__Task directions__:
All of the lines below are to be printed again exactly; images are excluded from the output.

__Data lines__:
— Start —

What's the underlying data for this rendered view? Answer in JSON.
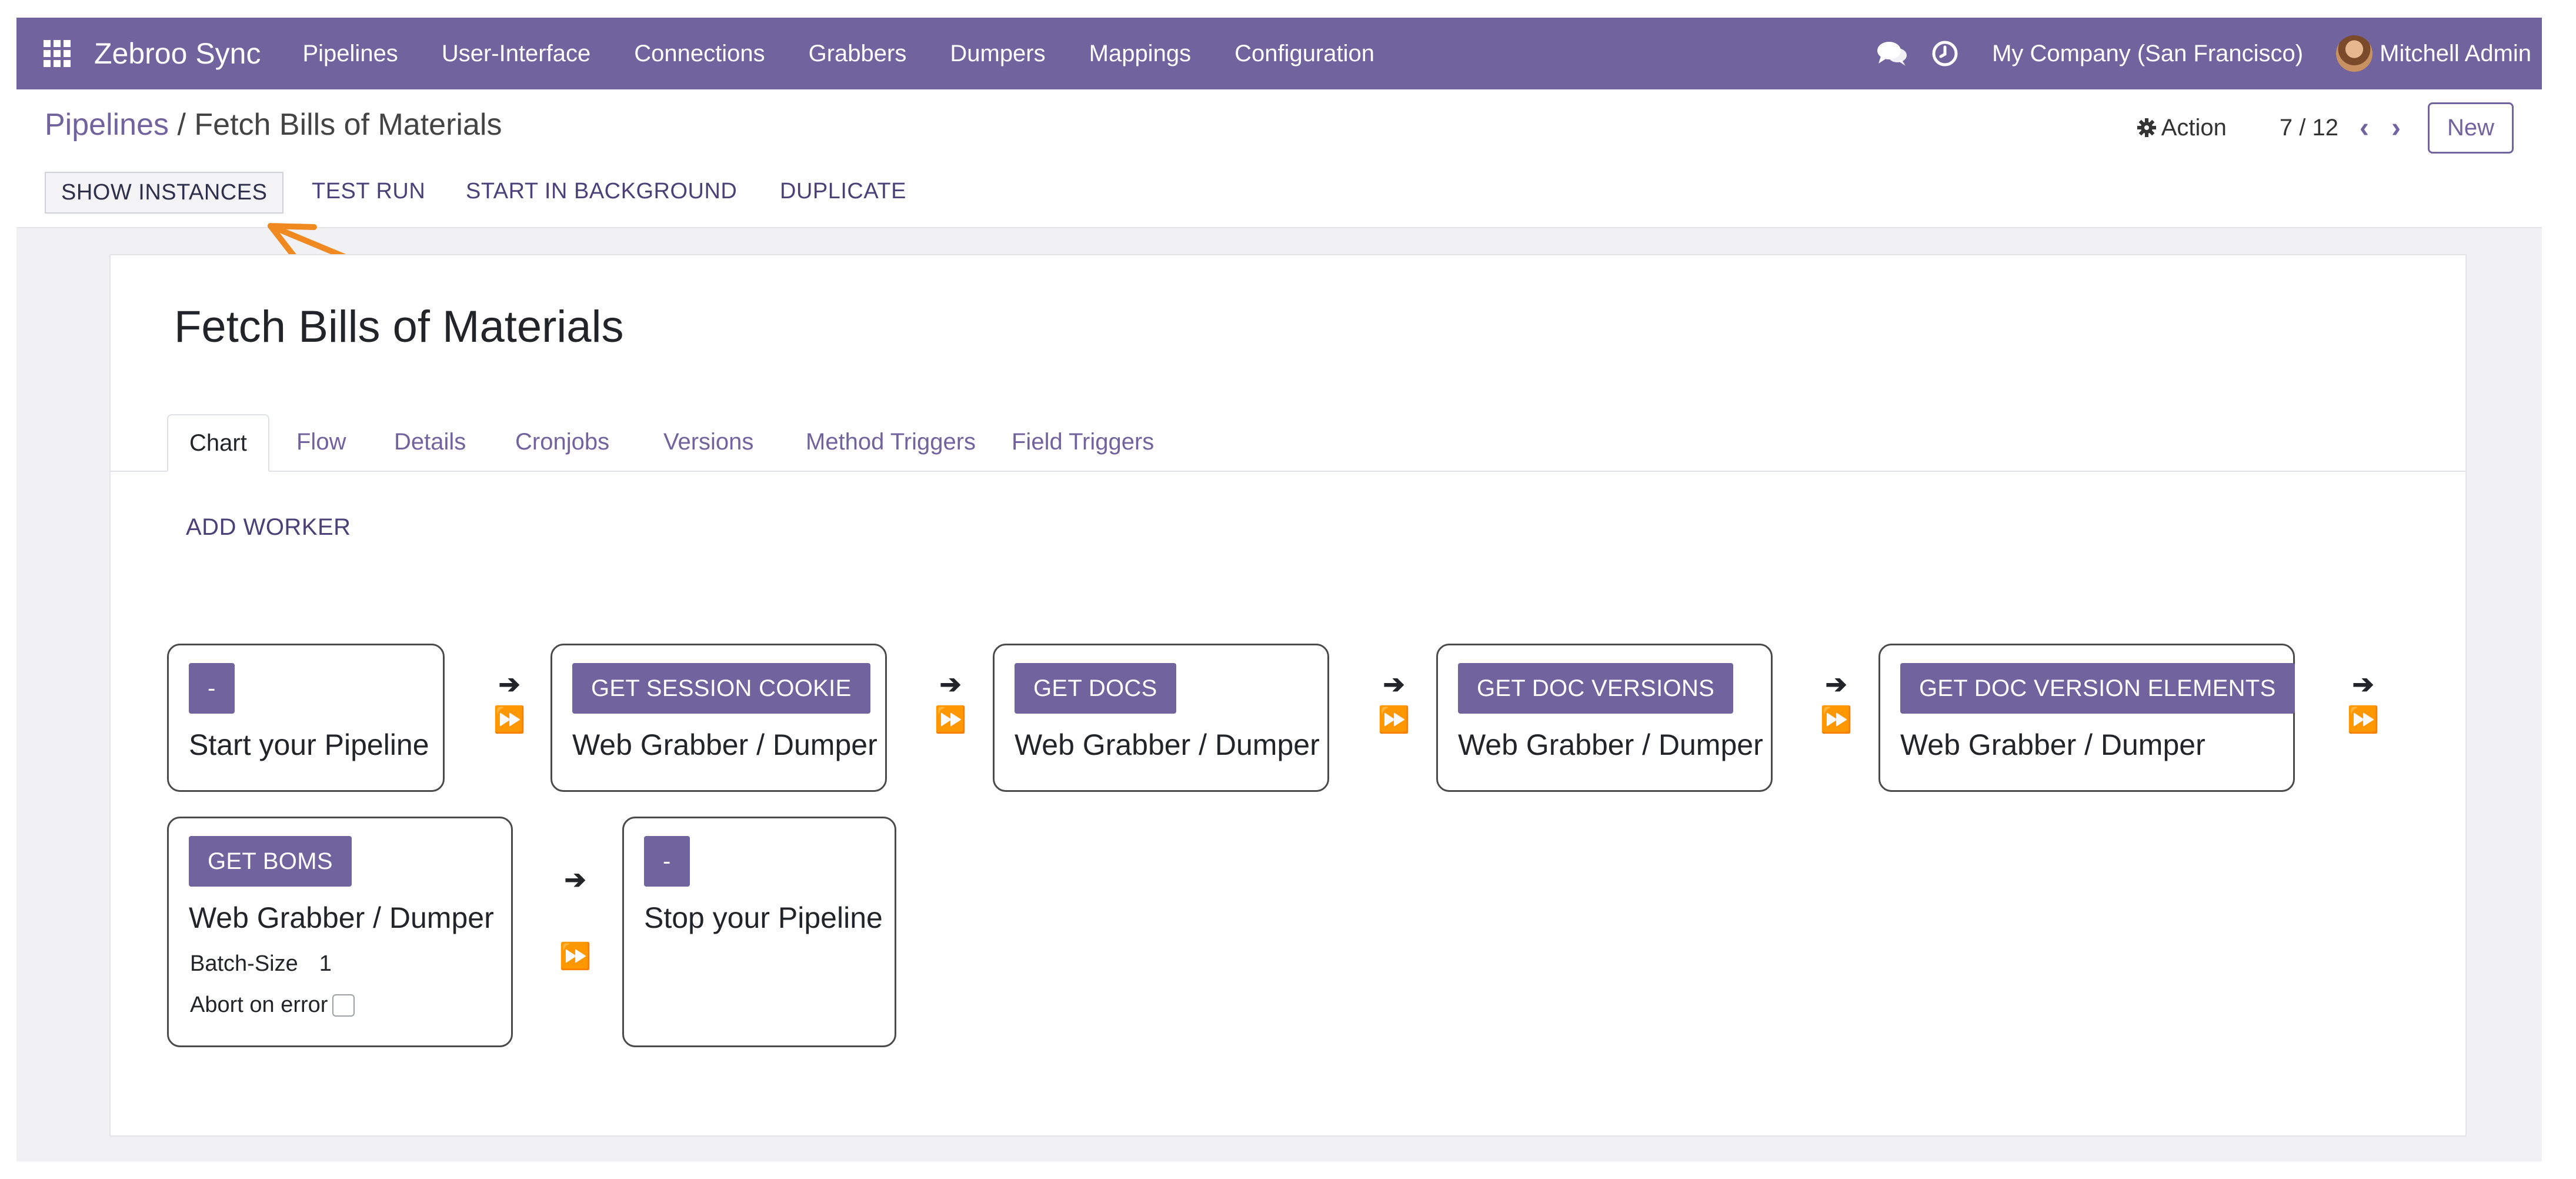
{
  "navbar": {
    "app_name": "Zebroo Sync",
    "menu": [
      "Pipelines",
      "User-Interface",
      "Connections",
      "Grabbers",
      "Dumpers",
      "Mappings",
      "Configuration"
    ],
    "company": "My Company (San Francisco)",
    "user": "Mitchell Admin",
    "bg_color": "#71639e"
  },
  "breadcrumb": {
    "parent": "Pipelines",
    "separator": "/",
    "current": "Fetch Bills of Materials"
  },
  "control": {
    "action_label": "Action",
    "pager": "7 / 12",
    "new_label": "New"
  },
  "header_buttons": [
    "SHOW INSTANCES",
    "TEST RUN",
    "START IN BACKGROUND",
    "DUPLICATE"
  ],
  "record": {
    "title": "Fetch Bills of Materials"
  },
  "tabs": [
    "Chart",
    "Flow",
    "Details",
    "Cronjobs",
    "Versions",
    "Method Triggers",
    "Field Triggers"
  ],
  "active_tab": "Chart",
  "add_worker_label": "ADD WORKER",
  "workers": [
    {
      "badge": "-",
      "name": "Start your Pipeline"
    },
    {
      "badge": "GET SESSION COOKIE",
      "name": "Web Grabber / Dumper"
    },
    {
      "badge": "GET DOCS",
      "name": "Web Grabber / Dumper"
    },
    {
      "badge": "GET DOC VERSIONS",
      "name": "Web Grabber / Dumper"
    },
    {
      "badge": "GET DOC VERSION ELEMENTS",
      "name": "Web Grabber / Dumper"
    },
    {
      "badge": "GET BOMS",
      "name": "Web Grabber / Dumper",
      "batch_size_label": "Batch-Size",
      "batch_size": "1",
      "abort_label": "Abort on error"
    },
    {
      "badge": "-",
      "name": "Stop your Pipeline"
    }
  ],
  "connector": {
    "next_glyph": "➔",
    "skip_glyph": "⏩"
  },
  "accent_color": "#71639e",
  "annotation_color": "#f0891f"
}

— End —

__Result__:
What's the underlying data for this rendered view? Answer in JSON.
{
  "navbar": {
    "app_name": "Zebroo Sync",
    "menu": [
      "Pipelines",
      "User-Interface",
      "Connections",
      "Grabbers",
      "Dumpers",
      "Mappings",
      "Configuration"
    ],
    "company": "My Company (San Francisco)",
    "user": "Mitchell Admin",
    "bg_color": "#71639e"
  },
  "breadcrumb": {
    "parent": "Pipelines",
    "separator": "/",
    "current": "Fetch Bills of Materials"
  },
  "control": {
    "action_label": "Action",
    "pager": "7 / 12",
    "new_label": "New"
  },
  "header_buttons": [
    "SHOW INSTANCES",
    "TEST RUN",
    "START IN BACKGROUND",
    "DUPLICATE"
  ],
  "record": {
    "title": "Fetch Bills of Materials"
  },
  "tabs": [
    "Chart",
    "Flow",
    "Details",
    "Cronjobs",
    "Versions",
    "Method Triggers",
    "Field Triggers"
  ],
  "active_tab": "Chart",
  "add_worker_label": "ADD WORKER",
  "workers": [
    {
      "badge": "-",
      "name": "Start your Pipeline"
    },
    {
      "badge": "GET SESSION COOKIE",
      "name": "Web Grabber / Dumper"
    },
    {
      "badge": "GET DOCS",
      "name": "Web Grabber / Dumper"
    },
    {
      "badge": "GET DOC VERSIONS",
      "name": "Web Grabber / Dumper"
    },
    {
      "badge": "GET DOC VERSION ELEMENTS",
      "name": "Web Grabber / Dumper"
    },
    {
      "badge": "GET BOMS",
      "name": "Web Grabber / Dumper",
      "batch_size_label": "Batch-Size",
      "batch_size": "1",
      "abort_label": "Abort on error"
    },
    {
      "badge": "-",
      "name": "Stop your Pipeline"
    }
  ],
  "connector": {
    "next_glyph": "➔",
    "skip_glyph": "⏩"
  },
  "accent_color": "#71639e",
  "annotation_color": "#f0891f"
}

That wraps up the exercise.